[Structured figure records]
▽

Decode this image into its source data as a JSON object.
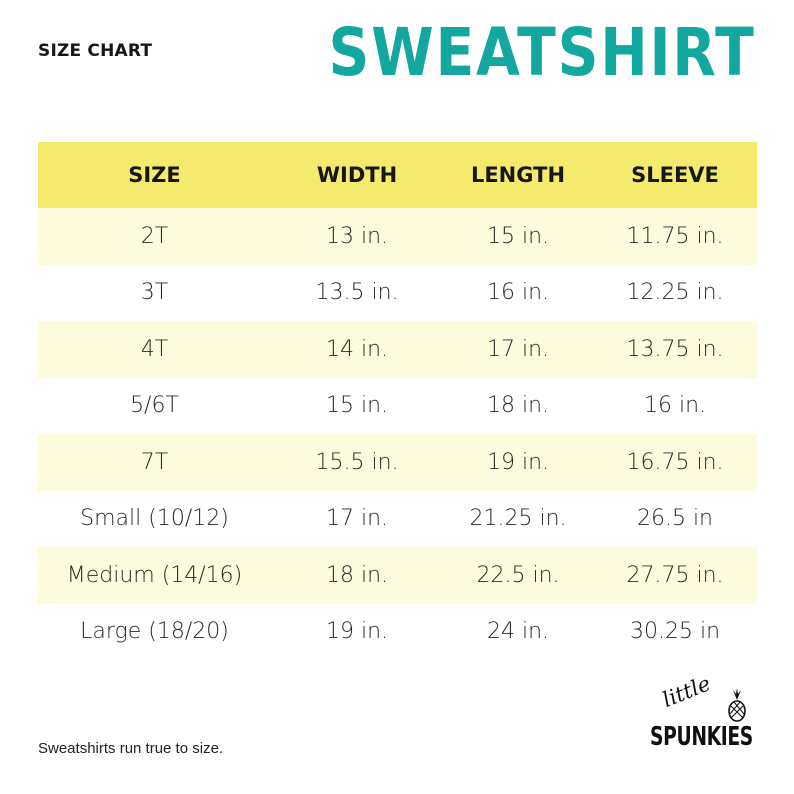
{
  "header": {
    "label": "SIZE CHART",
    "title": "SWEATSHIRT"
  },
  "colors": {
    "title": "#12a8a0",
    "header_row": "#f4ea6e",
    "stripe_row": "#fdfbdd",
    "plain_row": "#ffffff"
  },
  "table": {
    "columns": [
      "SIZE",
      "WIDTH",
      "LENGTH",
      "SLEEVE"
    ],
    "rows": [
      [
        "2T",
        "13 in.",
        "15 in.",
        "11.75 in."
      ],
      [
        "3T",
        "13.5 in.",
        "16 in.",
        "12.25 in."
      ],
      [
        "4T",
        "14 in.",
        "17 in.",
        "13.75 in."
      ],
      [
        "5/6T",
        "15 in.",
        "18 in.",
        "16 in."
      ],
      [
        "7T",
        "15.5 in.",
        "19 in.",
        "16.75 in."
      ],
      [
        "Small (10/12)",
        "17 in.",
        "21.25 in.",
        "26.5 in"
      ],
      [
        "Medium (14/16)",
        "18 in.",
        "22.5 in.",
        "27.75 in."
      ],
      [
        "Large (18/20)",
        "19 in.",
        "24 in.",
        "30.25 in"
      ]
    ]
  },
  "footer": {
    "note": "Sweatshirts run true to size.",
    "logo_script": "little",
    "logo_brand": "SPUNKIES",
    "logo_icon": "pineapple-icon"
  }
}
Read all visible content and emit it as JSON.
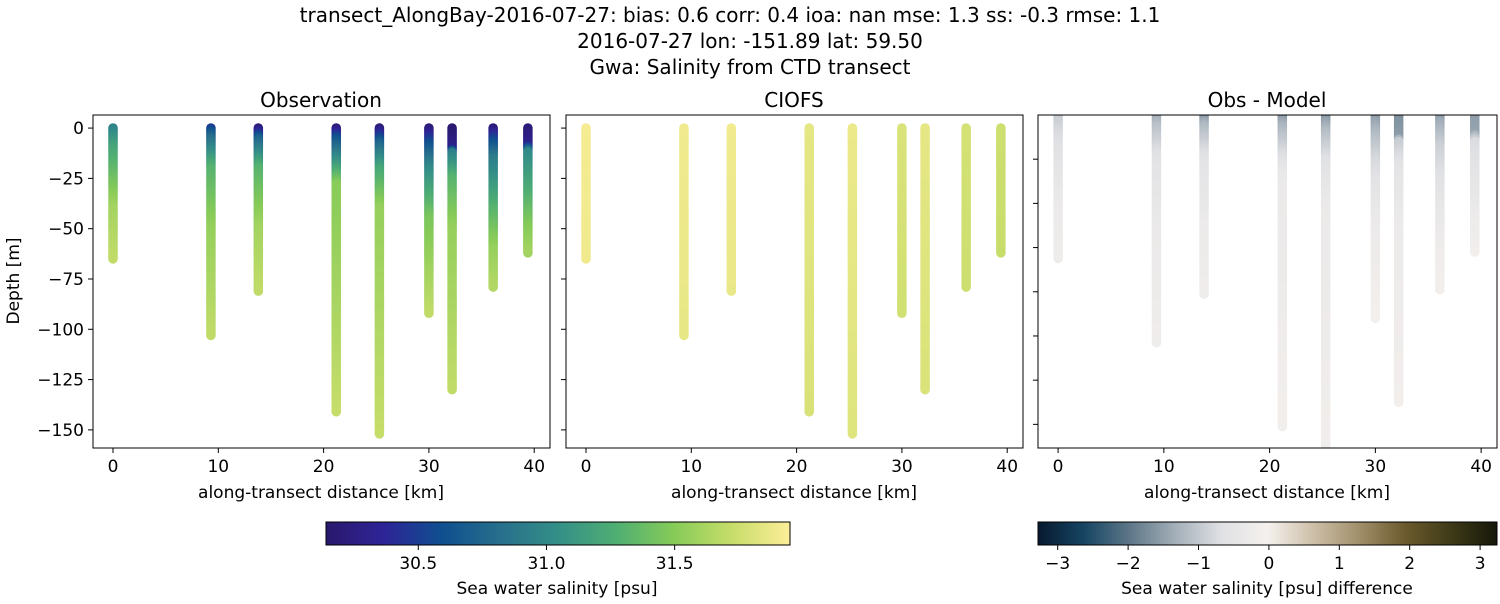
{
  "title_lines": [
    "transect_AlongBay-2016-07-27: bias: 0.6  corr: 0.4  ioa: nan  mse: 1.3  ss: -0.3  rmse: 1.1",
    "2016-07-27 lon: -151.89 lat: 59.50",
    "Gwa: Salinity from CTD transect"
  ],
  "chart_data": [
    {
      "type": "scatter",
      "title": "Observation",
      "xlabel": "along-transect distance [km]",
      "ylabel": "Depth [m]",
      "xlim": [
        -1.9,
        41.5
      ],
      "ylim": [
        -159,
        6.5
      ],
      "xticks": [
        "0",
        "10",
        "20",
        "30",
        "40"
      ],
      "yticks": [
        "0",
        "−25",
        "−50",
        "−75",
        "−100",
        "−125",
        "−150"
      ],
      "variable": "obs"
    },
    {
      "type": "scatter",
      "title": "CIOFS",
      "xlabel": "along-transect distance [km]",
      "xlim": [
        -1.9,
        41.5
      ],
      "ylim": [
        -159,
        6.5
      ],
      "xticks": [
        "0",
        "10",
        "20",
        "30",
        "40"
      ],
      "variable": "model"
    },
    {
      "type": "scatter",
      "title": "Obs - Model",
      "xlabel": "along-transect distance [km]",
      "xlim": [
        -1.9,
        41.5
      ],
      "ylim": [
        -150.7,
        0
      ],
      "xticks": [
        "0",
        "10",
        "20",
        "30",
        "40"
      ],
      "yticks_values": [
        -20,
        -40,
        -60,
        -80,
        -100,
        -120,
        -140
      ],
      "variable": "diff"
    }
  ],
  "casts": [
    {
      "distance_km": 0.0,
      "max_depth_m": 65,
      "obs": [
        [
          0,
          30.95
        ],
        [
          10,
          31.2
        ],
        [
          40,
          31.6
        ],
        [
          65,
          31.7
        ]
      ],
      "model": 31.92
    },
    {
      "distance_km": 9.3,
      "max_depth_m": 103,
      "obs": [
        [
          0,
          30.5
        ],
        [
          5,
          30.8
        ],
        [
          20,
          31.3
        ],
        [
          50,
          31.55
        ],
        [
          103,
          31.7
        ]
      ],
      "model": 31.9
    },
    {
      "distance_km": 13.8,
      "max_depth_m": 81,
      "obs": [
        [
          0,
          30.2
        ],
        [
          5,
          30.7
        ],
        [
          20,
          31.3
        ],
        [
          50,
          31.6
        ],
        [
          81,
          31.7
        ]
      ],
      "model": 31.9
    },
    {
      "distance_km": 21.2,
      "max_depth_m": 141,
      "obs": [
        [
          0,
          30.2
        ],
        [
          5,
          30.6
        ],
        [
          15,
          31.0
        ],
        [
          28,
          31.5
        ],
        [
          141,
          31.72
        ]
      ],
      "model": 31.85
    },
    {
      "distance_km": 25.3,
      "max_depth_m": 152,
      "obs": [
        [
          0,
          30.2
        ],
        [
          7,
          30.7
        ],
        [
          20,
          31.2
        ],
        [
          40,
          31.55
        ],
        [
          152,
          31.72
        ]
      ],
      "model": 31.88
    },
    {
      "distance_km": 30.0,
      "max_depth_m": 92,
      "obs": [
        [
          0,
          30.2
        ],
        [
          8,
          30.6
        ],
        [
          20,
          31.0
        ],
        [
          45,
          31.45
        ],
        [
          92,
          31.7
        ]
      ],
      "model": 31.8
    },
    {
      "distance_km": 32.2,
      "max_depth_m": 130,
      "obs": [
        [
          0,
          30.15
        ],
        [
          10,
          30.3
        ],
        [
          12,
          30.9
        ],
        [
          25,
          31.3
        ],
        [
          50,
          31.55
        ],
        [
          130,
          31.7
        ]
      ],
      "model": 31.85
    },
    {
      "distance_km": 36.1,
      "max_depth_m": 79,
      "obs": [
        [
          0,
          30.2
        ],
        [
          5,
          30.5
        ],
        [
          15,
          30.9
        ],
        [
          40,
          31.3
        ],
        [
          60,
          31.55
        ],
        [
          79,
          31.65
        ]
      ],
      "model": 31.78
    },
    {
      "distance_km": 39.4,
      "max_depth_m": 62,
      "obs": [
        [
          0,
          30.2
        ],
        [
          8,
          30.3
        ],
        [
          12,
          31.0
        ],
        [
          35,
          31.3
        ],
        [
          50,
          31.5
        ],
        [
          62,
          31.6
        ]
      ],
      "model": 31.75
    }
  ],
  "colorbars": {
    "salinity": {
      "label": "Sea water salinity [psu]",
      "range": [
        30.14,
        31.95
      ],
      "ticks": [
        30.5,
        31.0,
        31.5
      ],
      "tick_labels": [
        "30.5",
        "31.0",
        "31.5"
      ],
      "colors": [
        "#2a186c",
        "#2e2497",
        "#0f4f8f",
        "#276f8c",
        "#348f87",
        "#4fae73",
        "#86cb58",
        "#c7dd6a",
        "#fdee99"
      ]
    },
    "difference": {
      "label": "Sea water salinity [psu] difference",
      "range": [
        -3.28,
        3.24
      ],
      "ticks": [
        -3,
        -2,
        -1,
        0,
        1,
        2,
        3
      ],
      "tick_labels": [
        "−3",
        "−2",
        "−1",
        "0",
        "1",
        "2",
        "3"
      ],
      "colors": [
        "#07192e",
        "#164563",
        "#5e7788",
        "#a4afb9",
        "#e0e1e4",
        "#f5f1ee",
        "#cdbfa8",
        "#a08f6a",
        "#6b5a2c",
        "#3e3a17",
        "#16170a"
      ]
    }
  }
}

△

Without including any pictures, output all the entries above exactly.

### EXPECTED ANSWER
Decode this image into its source data as a JSON object.
{
  "header": {
    "label": "SIZE CHART",
    "title": "SWEATSHIRT"
  },
  "colors": {
    "title": "#12a8a0",
    "header_row": "#f4ea6e",
    "stripe_row": "#fdfbdd",
    "plain_row": "#ffffff"
  },
  "table": {
    "columns": [
      "SIZE",
      "WIDTH",
      "LENGTH",
      "SLEEVE"
    ],
    "rows": [
      [
        "2T",
        "13 in.",
        "15 in.",
        "11.75 in."
      ],
      [
        "3T",
        "13.5 in.",
        "16 in.",
        "12.25 in."
      ],
      [
        "4T",
        "14 in.",
        "17 in.",
        "13.75 in."
      ],
      [
        "5/6T",
        "15 in.",
        "18 in.",
        "16 in."
      ],
      [
        "7T",
        "15.5 in.",
        "19 in.",
        "16.75 in."
      ],
      [
        "Small (10/12)",
        "17 in.",
        "21.25 in.",
        "26.5 in"
      ],
      [
        "Medium (14/16)",
        "18 in.",
        "22.5 in.",
        "27.75 in."
      ],
      [
        "Large (18/20)",
        "19 in.",
        "24 in.",
        "30.25 in"
      ]
    ]
  },
  "footer": {
    "note": "Sweatshirts run true to size.",
    "logo_script": "little",
    "logo_brand": "SPUNKIES",
    "logo_icon": "pineapple-icon"
  }
}
Read all visible content and emit it as JSON.
{
  "title_lines": [
    "transect_AlongBay-2016-07-27: bias: 0.6  corr: 0.4  ioa: nan  mse: 1.3  ss: -0.3  rmse: 1.1",
    "2016-07-27 lon: -151.89 lat: 59.50",
    "Gwa: Salinity from CTD transect"
  ],
  "chart_data": [
    {
      "type": "scatter",
      "title": "Observation",
      "xlabel": "along-transect distance [km]",
      "ylabel": "Depth [m]",
      "xlim": [
        -1.9,
        41.5
      ],
      "ylim": [
        -159,
        6.5
      ],
      "xticks": [
        "0",
        "10",
        "20",
        "30",
        "40"
      ],
      "yticks": [
        "0",
        "−25",
        "−50",
        "−75",
        "−100",
        "−125",
        "−150"
      ],
      "variable": "obs"
    },
    {
      "type": "scatter",
      "title": "CIOFS",
      "xlabel": "along-transect distance [km]",
      "xlim": [
        -1.9,
        41.5
      ],
      "ylim": [
        -159,
        6.5
      ],
      "xticks": [
        "0",
        "10",
        "20",
        "30",
        "40"
      ],
      "variable": "model"
    },
    {
      "type": "scatter",
      "title": "Obs - Model",
      "xlabel": "along-transect distance [km]",
      "xlim": [
        -1.9,
        41.5
      ],
      "ylim": [
        -150.7,
        0
      ],
      "xticks": [
        "0",
        "10",
        "20",
        "30",
        "40"
      ],
      "yticks_values": [
        -20,
        -40,
        -60,
        -80,
        -100,
        -120,
        -140
      ],
      "variable": "diff"
    }
  ],
  "casts": [
    {
      "distance_km": 0.0,
      "max_depth_m": 65,
      "obs": [
        [
          0,
          30.95
        ],
        [
          10,
          31.2
        ],
        [
          40,
          31.6
        ],
        [
          65,
          31.7
        ]
      ],
      "model": 31.92
    },
    {
      "distance_km": 9.3,
      "max_depth_m": 103,
      "obs": [
        [
          0,
          30.5
        ],
        [
          5,
          30.8
        ],
        [
          20,
          31.3
        ],
        [
          50,
          31.55
        ],
        [
          103,
          31.7
        ]
      ],
      "model": 31.9
    },
    {
      "distance_km": 13.8,
      "max_depth_m": 81,
      "obs": [
        [
          0,
          30.2
        ],
        [
          5,
          30.7
        ],
        [
          20,
          31.3
        ],
        [
          50,
          31.6
        ],
        [
          81,
          31.7
        ]
      ],
      "model": 31.9
    },
    {
      "distance_km": 21.2,
      "max_depth_m": 141,
      "obs": [
        [
          0,
          30.2
        ],
        [
          5,
          30.6
        ],
        [
          15,
          31.0
        ],
        [
          28,
          31.5
        ],
        [
          141,
          31.72
        ]
      ],
      "model": 31.85
    },
    {
      "distance_km": 25.3,
      "max_depth_m": 152,
      "obs": [
        [
          0,
          30.2
        ],
        [
          7,
          30.7
        ],
        [
          20,
          31.2
        ],
        [
          40,
          31.55
        ],
        [
          152,
          31.72
        ]
      ],
      "model": 31.88
    },
    {
      "distance_km": 30.0,
      "max_depth_m": 92,
      "obs": [
        [
          0,
          30.2
        ],
        [
          8,
          30.6
        ],
        [
          20,
          31.0
        ],
        [
          45,
          31.45
        ],
        [
          92,
          31.7
        ]
      ],
      "model": 31.8
    },
    {
      "distance_km": 32.2,
      "max_depth_m": 130,
      "obs": [
        [
          0,
          30.15
        ],
        [
          10,
          30.3
        ],
        [
          12,
          30.9
        ],
        [
          25,
          31.3
        ],
        [
          50,
          31.55
        ],
        [
          130,
          31.7
        ]
      ],
      "model": 31.85
    },
    {
      "distance_km": 36.1,
      "max_depth_m": 79,
      "obs": [
        [
          0,
          30.2
        ],
        [
          5,
          30.5
        ],
        [
          15,
          30.9
        ],
        [
          40,
          31.3
        ],
        [
          60,
          31.55
        ],
        [
          79,
          31.65
        ]
      ],
      "model": 31.78
    },
    {
      "distance_km": 39.4,
      "max_depth_m": 62,
      "obs": [
        [
          0,
          30.2
        ],
        [
          8,
          30.3
        ],
        [
          12,
          31.0
        ],
        [
          35,
          31.3
        ],
        [
          50,
          31.5
        ],
        [
          62,
          31.6
        ]
      ],
      "model": 31.75
    }
  ],
  "colorbars": {
    "salinity": {
      "label": "Sea water salinity [psu]",
      "range": [
        30.14,
        31.95
      ],
      "ticks": [
        30.5,
        31.0,
        31.5
      ],
      "tick_labels": [
        "30.5",
        "31.0",
        "31.5"
      ],
      "colors": [
        "#2a186c",
        "#2e2497",
        "#0f4f8f",
        "#276f8c",
        "#348f87",
        "#4fae73",
        "#86cb58",
        "#c7dd6a",
        "#fdee99"
      ]
    },
    "difference": {
      "label": "Sea water salinity [psu] difference",
      "range": [
        -3.28,
        3.24
      ],
      "ticks": [
        -3,
        -2,
        -1,
        0,
        1,
        2,
        3
      ],
      "tick_labels": [
        "−3",
        "−2",
        "−1",
        "0",
        "1",
        "2",
        "3"
      ],
      "colors": [
        "#07192e",
        "#164563",
        "#5e7788",
        "#a4afb9",
        "#e0e1e4",
        "#f5f1ee",
        "#cdbfa8",
        "#a08f6a",
        "#6b5a2c",
        "#3e3a17",
        "#16170a"
      ]
    }
  }
}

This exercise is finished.